## Exercise directions
Extract each line bearing the word "name".

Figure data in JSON
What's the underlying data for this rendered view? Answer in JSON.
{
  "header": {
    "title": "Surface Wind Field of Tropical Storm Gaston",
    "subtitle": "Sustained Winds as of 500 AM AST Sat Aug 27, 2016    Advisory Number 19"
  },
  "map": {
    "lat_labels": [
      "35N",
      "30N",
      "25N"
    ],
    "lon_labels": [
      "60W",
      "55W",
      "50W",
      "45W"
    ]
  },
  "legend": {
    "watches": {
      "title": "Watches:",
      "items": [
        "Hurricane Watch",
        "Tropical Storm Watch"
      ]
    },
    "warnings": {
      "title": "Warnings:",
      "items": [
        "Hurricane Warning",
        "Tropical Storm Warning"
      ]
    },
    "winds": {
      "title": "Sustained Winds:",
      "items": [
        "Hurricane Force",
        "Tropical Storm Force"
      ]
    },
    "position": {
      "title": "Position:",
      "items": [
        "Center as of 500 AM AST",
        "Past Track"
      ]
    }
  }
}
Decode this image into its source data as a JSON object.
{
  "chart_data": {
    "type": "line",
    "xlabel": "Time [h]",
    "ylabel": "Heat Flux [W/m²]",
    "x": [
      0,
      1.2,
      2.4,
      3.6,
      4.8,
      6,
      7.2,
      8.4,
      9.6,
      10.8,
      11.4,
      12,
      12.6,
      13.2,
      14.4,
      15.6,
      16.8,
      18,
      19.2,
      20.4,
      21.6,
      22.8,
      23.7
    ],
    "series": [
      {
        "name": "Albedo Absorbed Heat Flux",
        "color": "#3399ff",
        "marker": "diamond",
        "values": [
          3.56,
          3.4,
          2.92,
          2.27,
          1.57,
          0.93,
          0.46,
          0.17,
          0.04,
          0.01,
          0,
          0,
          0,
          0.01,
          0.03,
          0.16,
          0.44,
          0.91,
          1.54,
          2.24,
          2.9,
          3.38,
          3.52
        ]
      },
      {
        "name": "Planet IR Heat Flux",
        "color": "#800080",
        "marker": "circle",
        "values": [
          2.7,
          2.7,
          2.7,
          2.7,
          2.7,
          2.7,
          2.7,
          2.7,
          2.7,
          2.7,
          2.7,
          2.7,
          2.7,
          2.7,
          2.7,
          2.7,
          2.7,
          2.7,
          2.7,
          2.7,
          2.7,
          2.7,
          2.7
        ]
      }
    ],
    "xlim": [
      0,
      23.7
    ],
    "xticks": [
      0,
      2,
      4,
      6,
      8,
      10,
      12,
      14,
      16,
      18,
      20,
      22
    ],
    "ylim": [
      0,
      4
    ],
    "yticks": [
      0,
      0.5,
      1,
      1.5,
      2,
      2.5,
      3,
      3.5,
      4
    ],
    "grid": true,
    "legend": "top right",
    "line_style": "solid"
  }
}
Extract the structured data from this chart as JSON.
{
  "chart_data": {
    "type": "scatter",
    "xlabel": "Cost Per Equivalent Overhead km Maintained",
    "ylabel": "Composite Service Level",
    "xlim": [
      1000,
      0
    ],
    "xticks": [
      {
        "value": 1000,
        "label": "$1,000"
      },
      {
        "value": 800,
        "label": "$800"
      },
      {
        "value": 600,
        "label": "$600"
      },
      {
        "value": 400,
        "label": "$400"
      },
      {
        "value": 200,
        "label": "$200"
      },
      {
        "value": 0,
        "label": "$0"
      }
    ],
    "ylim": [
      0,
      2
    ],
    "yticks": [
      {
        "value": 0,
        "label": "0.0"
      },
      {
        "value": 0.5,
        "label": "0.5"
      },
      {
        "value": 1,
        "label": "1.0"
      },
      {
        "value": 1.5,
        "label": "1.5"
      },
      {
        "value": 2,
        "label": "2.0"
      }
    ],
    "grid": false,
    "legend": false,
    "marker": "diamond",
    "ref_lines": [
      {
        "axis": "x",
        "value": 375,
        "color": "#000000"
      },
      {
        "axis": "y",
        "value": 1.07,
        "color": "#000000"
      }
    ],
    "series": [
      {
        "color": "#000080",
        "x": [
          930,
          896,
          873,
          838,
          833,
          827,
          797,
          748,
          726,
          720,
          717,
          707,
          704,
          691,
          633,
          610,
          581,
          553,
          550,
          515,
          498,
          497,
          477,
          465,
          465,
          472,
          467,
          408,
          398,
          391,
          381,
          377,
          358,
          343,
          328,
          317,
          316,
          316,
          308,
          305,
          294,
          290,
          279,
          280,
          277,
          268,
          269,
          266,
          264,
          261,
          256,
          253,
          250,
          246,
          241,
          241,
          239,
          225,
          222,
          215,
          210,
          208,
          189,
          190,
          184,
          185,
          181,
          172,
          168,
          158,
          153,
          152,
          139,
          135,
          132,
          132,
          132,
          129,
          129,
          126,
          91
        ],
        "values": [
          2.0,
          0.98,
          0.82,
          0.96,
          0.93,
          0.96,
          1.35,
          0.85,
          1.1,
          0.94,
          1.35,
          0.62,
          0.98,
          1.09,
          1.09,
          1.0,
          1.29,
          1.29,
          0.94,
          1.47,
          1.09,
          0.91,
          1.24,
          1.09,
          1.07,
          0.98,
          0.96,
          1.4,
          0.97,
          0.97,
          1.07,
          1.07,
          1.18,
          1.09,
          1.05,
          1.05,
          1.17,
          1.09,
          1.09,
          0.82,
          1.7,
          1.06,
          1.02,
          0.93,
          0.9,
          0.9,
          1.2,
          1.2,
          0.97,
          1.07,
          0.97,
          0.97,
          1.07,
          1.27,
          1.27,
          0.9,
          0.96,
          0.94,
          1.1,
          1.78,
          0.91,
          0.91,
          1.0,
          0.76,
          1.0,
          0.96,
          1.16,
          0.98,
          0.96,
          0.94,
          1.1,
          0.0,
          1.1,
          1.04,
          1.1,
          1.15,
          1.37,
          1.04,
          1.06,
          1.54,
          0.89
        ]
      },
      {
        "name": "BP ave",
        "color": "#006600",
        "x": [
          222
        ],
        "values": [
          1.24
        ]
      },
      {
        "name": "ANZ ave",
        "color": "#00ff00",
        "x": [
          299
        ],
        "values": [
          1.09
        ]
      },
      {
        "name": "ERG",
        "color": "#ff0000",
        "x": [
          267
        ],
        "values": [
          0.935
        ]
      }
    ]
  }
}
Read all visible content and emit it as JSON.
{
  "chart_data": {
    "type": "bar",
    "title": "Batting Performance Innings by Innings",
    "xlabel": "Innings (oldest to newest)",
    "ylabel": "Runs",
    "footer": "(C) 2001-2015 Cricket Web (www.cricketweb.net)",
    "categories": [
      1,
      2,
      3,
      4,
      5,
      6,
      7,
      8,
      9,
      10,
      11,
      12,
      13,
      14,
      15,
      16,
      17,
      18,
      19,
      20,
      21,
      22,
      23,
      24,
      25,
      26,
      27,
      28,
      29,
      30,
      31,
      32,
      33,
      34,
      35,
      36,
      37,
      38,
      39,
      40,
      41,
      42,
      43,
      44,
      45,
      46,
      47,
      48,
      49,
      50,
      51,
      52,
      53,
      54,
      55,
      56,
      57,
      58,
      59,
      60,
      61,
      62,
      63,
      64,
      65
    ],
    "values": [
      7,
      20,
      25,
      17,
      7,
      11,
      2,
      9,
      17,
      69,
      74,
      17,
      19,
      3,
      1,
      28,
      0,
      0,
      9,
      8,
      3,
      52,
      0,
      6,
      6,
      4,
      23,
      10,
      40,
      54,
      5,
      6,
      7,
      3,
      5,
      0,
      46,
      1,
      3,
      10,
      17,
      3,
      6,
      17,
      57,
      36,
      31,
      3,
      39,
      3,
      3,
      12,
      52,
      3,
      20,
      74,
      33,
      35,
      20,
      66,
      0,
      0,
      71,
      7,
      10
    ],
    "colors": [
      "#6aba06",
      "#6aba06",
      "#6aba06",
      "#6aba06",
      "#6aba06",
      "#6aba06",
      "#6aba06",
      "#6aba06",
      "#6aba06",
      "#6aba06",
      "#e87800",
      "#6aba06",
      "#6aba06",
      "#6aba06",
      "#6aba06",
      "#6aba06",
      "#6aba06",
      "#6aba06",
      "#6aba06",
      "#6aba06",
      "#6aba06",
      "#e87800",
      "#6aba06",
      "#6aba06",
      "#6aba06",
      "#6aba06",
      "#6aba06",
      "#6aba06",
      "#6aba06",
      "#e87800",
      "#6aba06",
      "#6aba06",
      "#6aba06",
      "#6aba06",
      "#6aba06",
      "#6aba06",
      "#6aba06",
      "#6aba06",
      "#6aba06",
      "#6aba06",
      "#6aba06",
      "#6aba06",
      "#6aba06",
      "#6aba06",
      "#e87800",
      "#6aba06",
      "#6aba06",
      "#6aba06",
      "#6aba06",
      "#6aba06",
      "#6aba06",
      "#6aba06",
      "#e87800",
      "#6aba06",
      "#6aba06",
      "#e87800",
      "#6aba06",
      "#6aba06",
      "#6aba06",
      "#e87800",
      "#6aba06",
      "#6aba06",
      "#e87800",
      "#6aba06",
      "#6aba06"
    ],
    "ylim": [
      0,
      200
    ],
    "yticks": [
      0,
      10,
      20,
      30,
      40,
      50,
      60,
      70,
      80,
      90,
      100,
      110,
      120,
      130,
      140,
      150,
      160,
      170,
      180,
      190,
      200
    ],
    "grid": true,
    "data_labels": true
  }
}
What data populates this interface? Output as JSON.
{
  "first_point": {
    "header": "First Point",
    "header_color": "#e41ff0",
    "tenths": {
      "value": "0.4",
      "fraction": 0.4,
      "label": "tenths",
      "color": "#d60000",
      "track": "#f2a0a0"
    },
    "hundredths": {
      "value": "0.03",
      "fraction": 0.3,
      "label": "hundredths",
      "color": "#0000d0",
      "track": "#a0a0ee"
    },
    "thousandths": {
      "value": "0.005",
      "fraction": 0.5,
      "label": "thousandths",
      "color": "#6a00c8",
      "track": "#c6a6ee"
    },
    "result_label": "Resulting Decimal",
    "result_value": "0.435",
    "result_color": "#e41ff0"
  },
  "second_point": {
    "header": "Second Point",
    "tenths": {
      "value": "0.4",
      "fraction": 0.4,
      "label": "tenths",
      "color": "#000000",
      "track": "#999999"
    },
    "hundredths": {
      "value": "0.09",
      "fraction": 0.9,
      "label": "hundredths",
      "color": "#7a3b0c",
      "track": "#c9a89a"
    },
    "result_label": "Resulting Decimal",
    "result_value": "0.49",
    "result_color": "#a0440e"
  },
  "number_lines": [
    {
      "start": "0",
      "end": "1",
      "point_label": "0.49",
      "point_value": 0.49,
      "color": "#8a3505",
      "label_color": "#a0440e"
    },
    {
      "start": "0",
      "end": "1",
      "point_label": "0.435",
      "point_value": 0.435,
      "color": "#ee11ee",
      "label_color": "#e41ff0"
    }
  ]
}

## Result
        "name": "Albedo Absorbed Heat Flux",
        "name": "Planet IR Heat Flux",
        "name": "BP ave",
        "name": "ANZ ave",
        "name": "ERG",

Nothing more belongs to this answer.